SHORT PROBLEM: Copy out all lines that hold "Engineering".

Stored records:
-- START --
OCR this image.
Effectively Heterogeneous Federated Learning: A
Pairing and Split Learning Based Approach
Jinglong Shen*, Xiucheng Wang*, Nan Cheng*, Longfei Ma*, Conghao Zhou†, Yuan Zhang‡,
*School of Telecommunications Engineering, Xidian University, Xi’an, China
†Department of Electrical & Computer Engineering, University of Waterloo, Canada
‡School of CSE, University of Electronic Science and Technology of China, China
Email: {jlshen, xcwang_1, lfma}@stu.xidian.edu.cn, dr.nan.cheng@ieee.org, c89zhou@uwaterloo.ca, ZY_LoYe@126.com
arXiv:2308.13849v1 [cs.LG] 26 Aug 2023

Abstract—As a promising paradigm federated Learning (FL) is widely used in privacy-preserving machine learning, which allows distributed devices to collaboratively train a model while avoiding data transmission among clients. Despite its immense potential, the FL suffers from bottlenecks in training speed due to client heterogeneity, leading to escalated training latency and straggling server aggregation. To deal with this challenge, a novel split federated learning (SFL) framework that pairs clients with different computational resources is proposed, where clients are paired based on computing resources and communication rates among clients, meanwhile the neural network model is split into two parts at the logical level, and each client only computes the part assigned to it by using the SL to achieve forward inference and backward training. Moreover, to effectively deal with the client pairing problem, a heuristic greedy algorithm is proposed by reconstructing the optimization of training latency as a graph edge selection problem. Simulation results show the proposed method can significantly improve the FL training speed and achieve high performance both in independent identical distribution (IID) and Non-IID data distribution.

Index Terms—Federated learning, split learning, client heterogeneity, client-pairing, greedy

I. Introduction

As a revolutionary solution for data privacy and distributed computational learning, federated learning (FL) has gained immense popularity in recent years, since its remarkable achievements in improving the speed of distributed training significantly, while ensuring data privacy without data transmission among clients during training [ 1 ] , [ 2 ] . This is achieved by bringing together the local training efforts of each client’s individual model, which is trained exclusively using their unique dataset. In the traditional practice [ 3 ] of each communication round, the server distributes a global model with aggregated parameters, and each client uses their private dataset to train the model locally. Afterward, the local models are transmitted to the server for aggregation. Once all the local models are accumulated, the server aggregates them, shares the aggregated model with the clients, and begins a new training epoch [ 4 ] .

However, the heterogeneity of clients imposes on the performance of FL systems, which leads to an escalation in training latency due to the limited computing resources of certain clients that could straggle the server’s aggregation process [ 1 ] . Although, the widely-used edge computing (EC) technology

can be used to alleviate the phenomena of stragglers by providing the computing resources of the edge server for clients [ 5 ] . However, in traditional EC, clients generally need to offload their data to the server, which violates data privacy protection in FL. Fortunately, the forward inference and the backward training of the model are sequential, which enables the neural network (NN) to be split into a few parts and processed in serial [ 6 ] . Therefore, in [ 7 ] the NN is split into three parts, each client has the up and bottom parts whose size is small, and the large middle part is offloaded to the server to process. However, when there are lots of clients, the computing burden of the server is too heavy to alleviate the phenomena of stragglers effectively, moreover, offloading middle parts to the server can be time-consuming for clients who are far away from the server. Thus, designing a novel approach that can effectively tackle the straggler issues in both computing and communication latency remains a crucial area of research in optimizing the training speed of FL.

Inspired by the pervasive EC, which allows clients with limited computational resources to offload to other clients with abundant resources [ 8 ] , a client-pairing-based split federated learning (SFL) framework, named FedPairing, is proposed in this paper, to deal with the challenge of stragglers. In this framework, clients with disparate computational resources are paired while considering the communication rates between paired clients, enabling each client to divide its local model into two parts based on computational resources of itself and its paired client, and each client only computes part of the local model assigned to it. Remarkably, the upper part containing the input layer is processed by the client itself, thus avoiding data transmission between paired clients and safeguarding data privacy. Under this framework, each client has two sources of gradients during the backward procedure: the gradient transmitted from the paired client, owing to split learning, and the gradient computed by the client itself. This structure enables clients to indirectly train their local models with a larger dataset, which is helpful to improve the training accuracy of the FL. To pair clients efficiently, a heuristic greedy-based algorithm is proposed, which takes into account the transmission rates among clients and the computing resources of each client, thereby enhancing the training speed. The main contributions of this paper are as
-- END --
RESPONSE TO THE EXERCISE:
*School of Telecommunications Engineering, Xidian University, Xi’an, China
†Department of Electrical & Computer Engineering, University of Waterloo, Canada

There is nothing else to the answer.